The records that follow are to be transcribed in full, without their images.

• [DATA LISTING]
..........

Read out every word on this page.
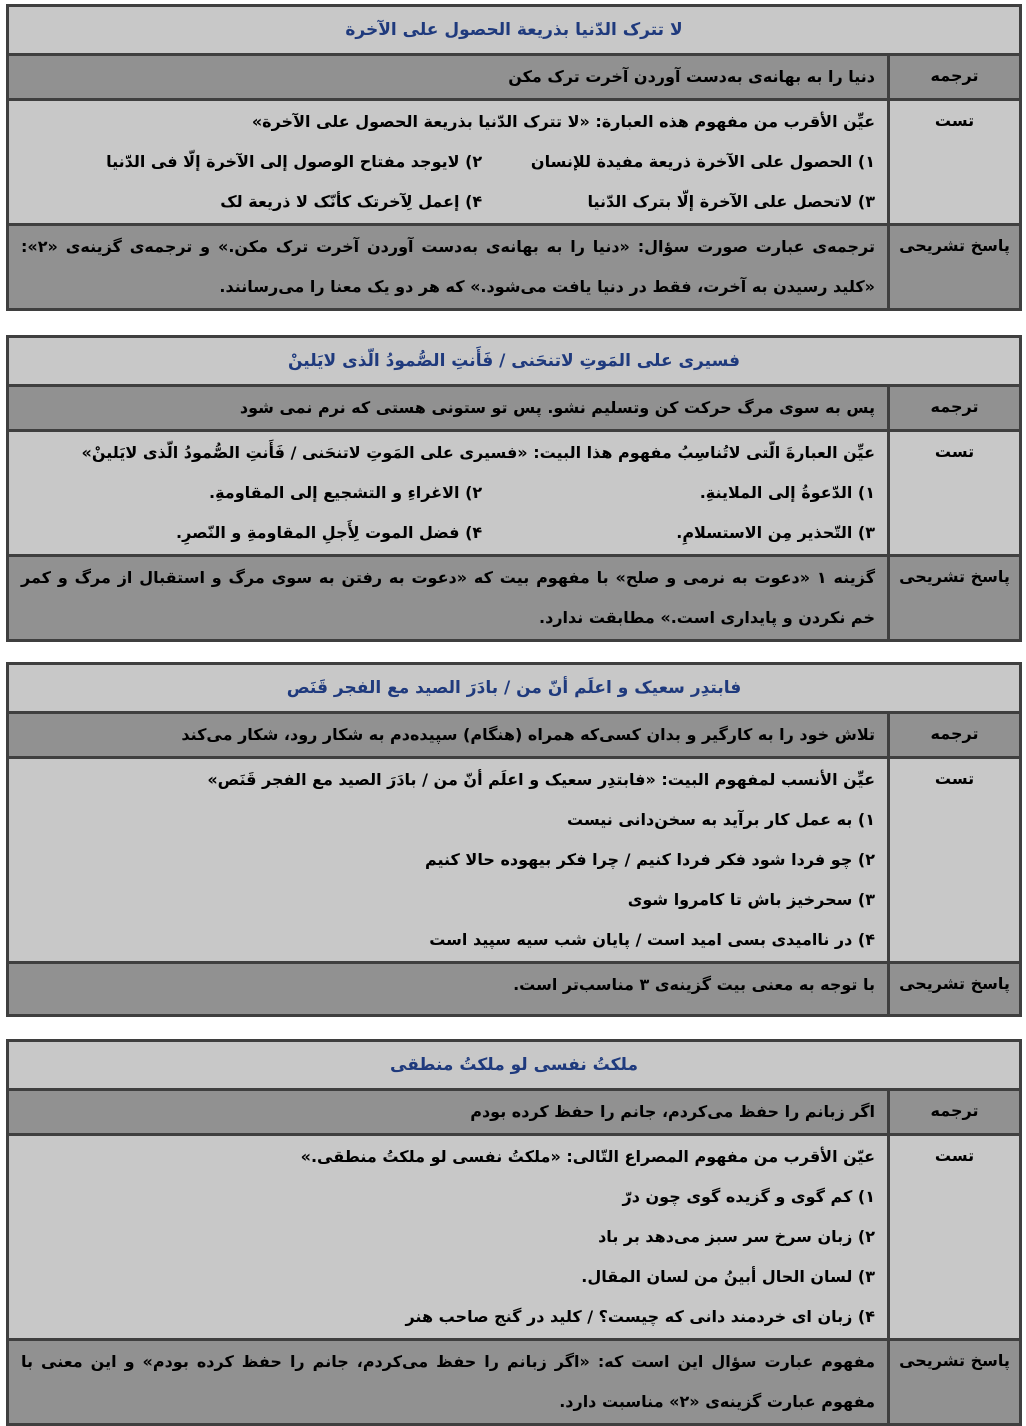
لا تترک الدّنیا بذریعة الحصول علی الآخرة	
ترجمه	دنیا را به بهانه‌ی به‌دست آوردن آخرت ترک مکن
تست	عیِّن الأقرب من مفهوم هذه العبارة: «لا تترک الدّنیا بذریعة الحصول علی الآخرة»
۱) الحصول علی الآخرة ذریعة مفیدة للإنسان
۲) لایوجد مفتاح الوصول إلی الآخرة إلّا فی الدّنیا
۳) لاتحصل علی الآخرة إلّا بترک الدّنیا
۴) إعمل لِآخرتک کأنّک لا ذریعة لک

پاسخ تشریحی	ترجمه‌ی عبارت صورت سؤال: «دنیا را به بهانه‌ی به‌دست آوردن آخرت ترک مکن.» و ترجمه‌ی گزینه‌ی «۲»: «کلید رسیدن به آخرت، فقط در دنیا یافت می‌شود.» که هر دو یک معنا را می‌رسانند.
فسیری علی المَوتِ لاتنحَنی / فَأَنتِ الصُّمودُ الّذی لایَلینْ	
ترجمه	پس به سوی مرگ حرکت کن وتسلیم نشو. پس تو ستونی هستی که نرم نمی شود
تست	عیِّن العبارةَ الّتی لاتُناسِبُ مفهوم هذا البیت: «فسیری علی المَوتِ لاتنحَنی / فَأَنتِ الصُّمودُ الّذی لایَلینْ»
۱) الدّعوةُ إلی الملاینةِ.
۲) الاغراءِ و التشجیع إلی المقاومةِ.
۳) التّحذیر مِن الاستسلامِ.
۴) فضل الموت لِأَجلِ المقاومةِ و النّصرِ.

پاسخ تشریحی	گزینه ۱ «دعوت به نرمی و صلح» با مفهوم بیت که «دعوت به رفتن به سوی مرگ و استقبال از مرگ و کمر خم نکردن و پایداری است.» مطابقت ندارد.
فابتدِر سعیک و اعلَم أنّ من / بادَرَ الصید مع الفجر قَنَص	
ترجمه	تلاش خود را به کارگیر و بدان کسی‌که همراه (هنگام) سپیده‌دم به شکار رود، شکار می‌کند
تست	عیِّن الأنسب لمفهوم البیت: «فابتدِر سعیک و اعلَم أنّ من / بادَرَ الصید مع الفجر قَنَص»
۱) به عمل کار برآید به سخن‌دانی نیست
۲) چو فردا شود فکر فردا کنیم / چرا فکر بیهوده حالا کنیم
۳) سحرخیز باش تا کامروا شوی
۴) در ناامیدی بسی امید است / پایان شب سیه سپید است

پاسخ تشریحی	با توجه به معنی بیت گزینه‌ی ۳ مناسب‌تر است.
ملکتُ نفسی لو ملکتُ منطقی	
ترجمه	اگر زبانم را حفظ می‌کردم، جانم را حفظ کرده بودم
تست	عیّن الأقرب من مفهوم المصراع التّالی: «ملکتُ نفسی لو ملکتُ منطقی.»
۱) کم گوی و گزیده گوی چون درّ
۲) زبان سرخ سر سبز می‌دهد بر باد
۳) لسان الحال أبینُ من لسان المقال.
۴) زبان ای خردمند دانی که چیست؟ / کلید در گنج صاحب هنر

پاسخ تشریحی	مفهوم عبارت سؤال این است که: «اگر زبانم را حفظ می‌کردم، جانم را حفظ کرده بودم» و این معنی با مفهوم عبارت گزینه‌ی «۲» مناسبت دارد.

..........

• [SOLUTION TO THIS EXERCISE]
Read out every word on this page.
لا تترک الدّنیا بذریعة الحصول علی الآخرة	
ترجمه	دنیا را به بهانه‌ی به‌دست آوردن آخرت ترک مکن
تست	عیِّن الأقرب من مفهوم هذه العبارة: «لا تترک الدّنیا بذریعة الحصول علی الآخرة»
۱) الحصول علی الآخرة ذریعة مفیدة للإنسان
۲) لایوجد مفتاح الوصول إلی الآخرة إلّا فی الدّنیا
۳) لاتحصل علی الآخرة إلّا بترک الدّنیا
۴) إعمل لِآخرتک کأنّک لا ذریعة لک

پاسخ تشریحی	ترجمه‌ی عبارت صورت سؤال: «دنیا را به بهانه‌ی به‌دست آوردن آخرت ترک مکن.» و ترجمه‌ی گزینه‌ی «۲»: «کلید رسیدن به آخرت، فقط در دنیا یافت می‌شود.» که هر دو یک معنا را می‌رسانند.
فسیری علی المَوتِ لاتنحَنی / فَأَنتِ الصُّمودُ الّذی لایَلینْ	
ترجمه	پس به سوی مرگ حرکت کن وتسلیم نشو. پس تو ستونی هستی که نرم نمی شود
تست	عیِّن العبارةَ الّتی لاتُناسِبُ مفهوم هذا البیت: «فسیری علی المَوتِ لاتنحَنی / فَأَنتِ الصُّمودُ الّذی لایَلینْ»
۱) الدّعوةُ إلی الملاینةِ.
۲) الاغراءِ و التشجیع إلی المقاومةِ.
۳) التّحذیر مِن الاستسلامِ.
۴) فضل الموت لِأَجلِ المقاومةِ و النّصرِ.

پاسخ تشریحی	گزینه ۱ «دعوت به نرمی و صلح» با مفهوم بیت که «دعوت به رفتن به سوی مرگ و استقبال از مرگ و کمر خم نکردن و پایداری است.» مطابقت ندارد.
فابتدِر سعیک و اعلَم أنّ من / بادَرَ الصید مع الفجر قَنَص	
ترجمه	تلاش خود را به کارگیر و بدان کسی‌که همراه (هنگام) سپیده‌دم به شکار رود، شکار می‌کند
تست	عیِّن الأنسب لمفهوم البیت: «فابتدِر سعیک و اعلَم أنّ من / بادَرَ الصید مع الفجر قَنَص»
۱) به عمل کار برآید به سخن‌دانی نیست
۲) چو فردا شود فکر فردا کنیم / چرا فکر بیهوده حالا کنیم
۳) سحرخیز باش تا کامروا شوی
۴) در ناامیدی بسی امید است / پایان شب سیه سپید است

پاسخ تشریحی	با توجه به معنی بیت گزینه‌ی ۳ مناسب‌تر است.
ملکتُ نفسی لو ملکتُ منطقی	
ترجمه	اگر زبانم را حفظ می‌کردم، جانم را حفظ کرده بودم
تست	عیّن الأقرب من مفهوم المصراع التّالی: «ملکتُ نفسی لو ملکتُ منطقی.»
۱) کم گوی و گزیده گوی چون درّ
۲) زبان سرخ سر سبز می‌دهد بر باد
۳) لسان الحال أبینُ من لسان المقال.
۴) زبان ای خردمند دانی که چیست؟ / کلید در گنج صاحب هنر

پاسخ تشریحی	مفهوم عبارت سؤال این است که: «اگر زبانم را حفظ می‌کردم، جانم را حفظ کرده بودم» و این معنی با مفهوم عبارت گزینه‌ی «۲» مناسبت دارد.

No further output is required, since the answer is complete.